TASK TO COMPLETE:
Retype the records below exactly as they appear.

(begin)

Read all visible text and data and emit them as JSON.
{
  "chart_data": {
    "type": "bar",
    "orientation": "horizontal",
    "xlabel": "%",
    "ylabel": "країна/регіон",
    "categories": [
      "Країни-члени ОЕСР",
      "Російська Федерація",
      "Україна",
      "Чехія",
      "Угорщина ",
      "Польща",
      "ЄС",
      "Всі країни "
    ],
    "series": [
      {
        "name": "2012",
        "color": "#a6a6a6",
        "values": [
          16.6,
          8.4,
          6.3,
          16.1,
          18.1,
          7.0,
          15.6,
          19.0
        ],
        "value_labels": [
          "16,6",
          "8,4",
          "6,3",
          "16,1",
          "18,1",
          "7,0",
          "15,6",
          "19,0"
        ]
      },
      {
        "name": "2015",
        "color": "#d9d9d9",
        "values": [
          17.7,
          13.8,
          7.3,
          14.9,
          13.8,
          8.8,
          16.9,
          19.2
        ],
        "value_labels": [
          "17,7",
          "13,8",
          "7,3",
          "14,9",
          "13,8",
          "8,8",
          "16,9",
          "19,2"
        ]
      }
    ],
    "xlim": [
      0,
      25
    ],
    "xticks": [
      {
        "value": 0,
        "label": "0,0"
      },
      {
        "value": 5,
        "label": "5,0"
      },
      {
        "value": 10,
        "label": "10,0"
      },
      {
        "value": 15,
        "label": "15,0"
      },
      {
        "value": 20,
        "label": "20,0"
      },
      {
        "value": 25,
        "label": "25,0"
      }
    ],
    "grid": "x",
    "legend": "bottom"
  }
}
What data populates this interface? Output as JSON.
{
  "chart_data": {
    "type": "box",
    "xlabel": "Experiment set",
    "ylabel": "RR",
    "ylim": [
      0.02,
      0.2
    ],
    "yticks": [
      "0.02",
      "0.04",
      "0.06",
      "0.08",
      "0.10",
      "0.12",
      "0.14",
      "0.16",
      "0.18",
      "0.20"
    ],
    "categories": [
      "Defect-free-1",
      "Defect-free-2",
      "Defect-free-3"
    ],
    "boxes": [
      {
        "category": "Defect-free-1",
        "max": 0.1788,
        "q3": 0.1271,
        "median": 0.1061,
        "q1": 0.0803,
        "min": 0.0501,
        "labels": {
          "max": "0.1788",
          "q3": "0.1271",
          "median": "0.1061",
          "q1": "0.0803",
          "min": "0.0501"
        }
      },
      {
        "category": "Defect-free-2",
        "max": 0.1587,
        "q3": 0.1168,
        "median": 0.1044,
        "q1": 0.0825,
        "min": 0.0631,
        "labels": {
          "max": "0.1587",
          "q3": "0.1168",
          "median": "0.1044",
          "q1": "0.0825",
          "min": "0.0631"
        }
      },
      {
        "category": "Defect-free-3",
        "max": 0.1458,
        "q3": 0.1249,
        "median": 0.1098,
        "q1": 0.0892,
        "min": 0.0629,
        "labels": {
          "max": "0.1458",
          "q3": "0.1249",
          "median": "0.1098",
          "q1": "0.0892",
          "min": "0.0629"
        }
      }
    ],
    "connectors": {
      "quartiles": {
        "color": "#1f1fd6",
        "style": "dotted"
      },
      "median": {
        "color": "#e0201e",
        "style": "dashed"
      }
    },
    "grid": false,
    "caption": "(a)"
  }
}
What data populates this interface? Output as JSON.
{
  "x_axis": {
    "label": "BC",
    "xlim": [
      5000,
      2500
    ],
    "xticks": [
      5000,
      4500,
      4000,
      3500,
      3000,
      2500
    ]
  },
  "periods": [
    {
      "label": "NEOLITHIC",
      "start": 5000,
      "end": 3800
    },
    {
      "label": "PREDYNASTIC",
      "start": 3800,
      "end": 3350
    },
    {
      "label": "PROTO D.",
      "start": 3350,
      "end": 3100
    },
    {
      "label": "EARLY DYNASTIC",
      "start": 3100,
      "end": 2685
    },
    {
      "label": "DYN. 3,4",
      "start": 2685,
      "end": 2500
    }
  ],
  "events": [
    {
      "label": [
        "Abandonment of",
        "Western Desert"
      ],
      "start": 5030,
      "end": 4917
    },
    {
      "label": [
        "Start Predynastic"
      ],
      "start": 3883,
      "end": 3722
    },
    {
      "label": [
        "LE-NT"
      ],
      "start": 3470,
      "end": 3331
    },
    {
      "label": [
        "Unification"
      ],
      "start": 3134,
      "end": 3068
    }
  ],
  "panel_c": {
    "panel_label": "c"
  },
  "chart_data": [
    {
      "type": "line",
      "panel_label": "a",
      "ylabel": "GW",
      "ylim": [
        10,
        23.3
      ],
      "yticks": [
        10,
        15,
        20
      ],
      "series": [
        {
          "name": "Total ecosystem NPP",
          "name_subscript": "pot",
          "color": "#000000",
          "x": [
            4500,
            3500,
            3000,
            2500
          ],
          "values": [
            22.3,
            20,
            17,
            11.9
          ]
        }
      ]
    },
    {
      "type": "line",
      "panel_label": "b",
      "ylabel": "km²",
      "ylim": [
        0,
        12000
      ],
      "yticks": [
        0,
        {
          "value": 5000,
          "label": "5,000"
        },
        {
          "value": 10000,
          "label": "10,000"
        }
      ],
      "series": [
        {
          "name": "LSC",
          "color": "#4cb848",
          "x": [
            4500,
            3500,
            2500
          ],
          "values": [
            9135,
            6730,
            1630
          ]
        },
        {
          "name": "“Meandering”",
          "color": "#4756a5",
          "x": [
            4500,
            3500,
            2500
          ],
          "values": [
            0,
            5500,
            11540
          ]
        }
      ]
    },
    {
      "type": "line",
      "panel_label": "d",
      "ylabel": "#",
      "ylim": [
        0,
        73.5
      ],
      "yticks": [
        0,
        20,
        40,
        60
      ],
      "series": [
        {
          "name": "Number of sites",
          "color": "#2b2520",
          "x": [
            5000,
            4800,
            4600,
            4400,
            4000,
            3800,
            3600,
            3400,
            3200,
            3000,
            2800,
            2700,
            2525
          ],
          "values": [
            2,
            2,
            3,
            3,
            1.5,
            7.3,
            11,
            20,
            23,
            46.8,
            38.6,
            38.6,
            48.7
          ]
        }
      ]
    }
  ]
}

(end)

OUTPUT OF THE TASK:
Read all visible text and data and emit them as JSON.
{
  "chart_data": {
    "type": "bar",
    "orientation": "horizontal",
    "xlabel": "%",
    "ylabel": "країна/регіон",
    "categories": [
      "Країни-члени ОЕСР",
      "Російська Федерація",
      "Україна",
      "Чехія",
      "Угорщина ",
      "Польща",
      "ЄС",
      "Всі країни "
    ],
    "series": [
      {
        "name": "2012",
        "color": "#a6a6a6",
        "values": [
          16.6,
          8.4,
          6.3,
          16.1,
          18.1,
          7.0,
          15.6,
          19.0
        ],
        "value_labels": [
          "16,6",
          "8,4",
          "6,3",
          "16,1",
          "18,1",
          "7,0",
          "15,6",
          "19,0"
        ]
      },
      {
        "name": "2015",
        "color": "#d9d9d9",
        "values": [
          17.7,
          13.8,
          7.3,
          14.9,
          13.8,
          8.8,
          16.9,
          19.2
        ],
        "value_labels": [
          "17,7",
          "13,8",
          "7,3",
          "14,9",
          "13,8",
          "8,8",
          "16,9",
          "19,2"
        ]
      }
    ],
    "xlim": [
      0,
      25
    ],
    "xticks": [
      {
        "value": 0,
        "label": "0,0"
      },
      {
        "value": 5,
        "label": "5,0"
      },
      {
        "value": 10,
        "label": "10,0"
      },
      {
        "value": 15,
        "label": "15,0"
      },
      {
        "value": 20,
        "label": "20,0"
      },
      {
        "value": 25,
        "label": "25,0"
      }
    ],
    "grid": "x",
    "legend": "bottom"
  }
}
What data populates this interface? Output as JSON.
{
  "chart_data": {
    "type": "box",
    "xlabel": "Experiment set",
    "ylabel": "RR",
    "ylim": [
      0.02,
      0.2
    ],
    "yticks": [
      "0.02",
      "0.04",
      "0.06",
      "0.08",
      "0.10",
      "0.12",
      "0.14",
      "0.16",
      "0.18",
      "0.20"
    ],
    "categories": [
      "Defect-free-1",
      "Defect-free-2",
      "Defect-free-3"
    ],
    "boxes": [
      {
        "category": "Defect-free-1",
        "max": 0.1788,
        "q3": 0.1271,
        "median": 0.1061,
        "q1": 0.0803,
        "min": 0.0501,
        "labels": {
          "max": "0.1788",
          "q3": "0.1271",
          "median": "0.1061",
          "q1": "0.0803",
          "min": "0.0501"
        }
      },
      {
        "category": "Defect-free-2",
        "max": 0.1587,
        "q3": 0.1168,
        "median": 0.1044,
        "q1": 0.0825,
        "min": 0.0631,
        "labels": {
          "max": "0.1587",
          "q3": "0.1168",
          "median": "0.1044",
          "q1": "0.0825",
          "min": "0.0631"
        }
      },
      {
        "category": "Defect-free-3",
        "max": 0.1458,
        "q3": 0.1249,
        "median": 0.1098,
        "q1": 0.0892,
        "min": 0.0629,
        "labels": {
          "max": "0.1458",
          "q3": "0.1249",
          "median": "0.1098",
          "q1": "0.0892",
          "min": "0.0629"
        }
      }
    ],
    "connectors": {
      "quartiles": {
        "color": "#1f1fd6",
        "style": "dotted"
      },
      "median": {
        "color": "#e0201e",
        "style": "dashed"
      }
    },
    "grid": false,
    "caption": "(a)"
  }
}
What data populates this interface? Output as JSON.
{
  "x_axis": {
    "label": "BC",
    "xlim": [
      5000,
      2500
    ],
    "xticks": [
      5000,
      4500,
      4000,
      3500,
      3000,
      2500
    ]
  },
  "periods": [
    {
      "label": "NEOLITHIC",
      "start": 5000,
      "end": 3800
    },
    {
      "label": "PREDYNASTIC",
      "start": 3800,
      "end": 3350
    },
    {
      "label": "PROTO D.",
      "start": 3350,
      "end": 3100
    },
    {
      "label": "EARLY DYNASTIC",
      "start": 3100,
      "end": 2685
    },
    {
      "label": "DYN. 3,4",
      "start": 2685,
      "end": 2500
    }
  ],
  "events": [
    {
      "label": [
        "Abandonment of",
        "Western Desert"
      ],
      "start": 5030,
      "end": 4917
    },
    {
      "label": [
        "Start Predynastic"
      ],
      "start": 3883,
      "end": 3722
    },
    {
      "label": [
        "LE-NT"
      ],
      "start": 3470,
      "end": 3331
    },
    {
      "label": [
        "Unification"
      ],
      "start": 3134,
      "end": 3068
    }
  ],
  "panel_c": {
    "panel_label": "c"
  },
  "chart_data": [
    {
      "type": "line",
      "panel_label": "a",
      "ylabel": "GW",
      "ylim": [
        10,
        23.3
      ],
      "yticks": [
        10,
        15,
        20
      ],
      "series": [
        {
          "name": "Total ecosystem NPP",
          "name_subscript": "pot",
          "color": "#000000",
          "x": [
            4500,
            3500,
            3000,
            2500
          ],
          "values": [
            22.3,
            20,
            17,
            11.9
          ]
        }
      ]
    },
    {
      "type": "line",
      "panel_label": "b",
      "ylabel": "km²",
      "ylim": [
        0,
        12000
      ],
      "yticks": [
        0,
        {
          "value": 5000,
          "label": "5,000"
        },
        {
          "value": 10000,
          "label": "10,000"
        }
      ],
      "series": [
        {
          "name": "LSC",
          "color": "#4cb848",
          "x": [
            4500,
            3500,
            2500
          ],
          "values": [
            9135,
            6730,
            1630
          ]
        },
        {
          "name": "“Meandering”",
          "color": "#4756a5",
          "x": [
            4500,
            3500,
            2500
          ],
          "values": [
            0,
            5500,
            11540
          ]
        }
      ]
    },
    {
      "type": "line",
      "panel_label": "d",
      "ylabel": "#",
      "ylim": [
        0,
        73.5
      ],
      "yticks": [
        0,
        20,
        40,
        60
      ],
      "series": [
        {
          "name": "Number of sites",
          "color": "#2b2520",
          "x": [
            5000,
            4800,
            4600,
            4400,
            4000,
            3800,
            3600,
            3400,
            3200,
            3000,
            2800,
            2700,
            2525
          ],
          "values": [
            2,
            2,
            3,
            3,
            1.5,
            7.3,
            11,
            20,
            23,
            46.8,
            38.6,
            38.6,
            48.7
          ]
        }
      ]
    }
  ]
}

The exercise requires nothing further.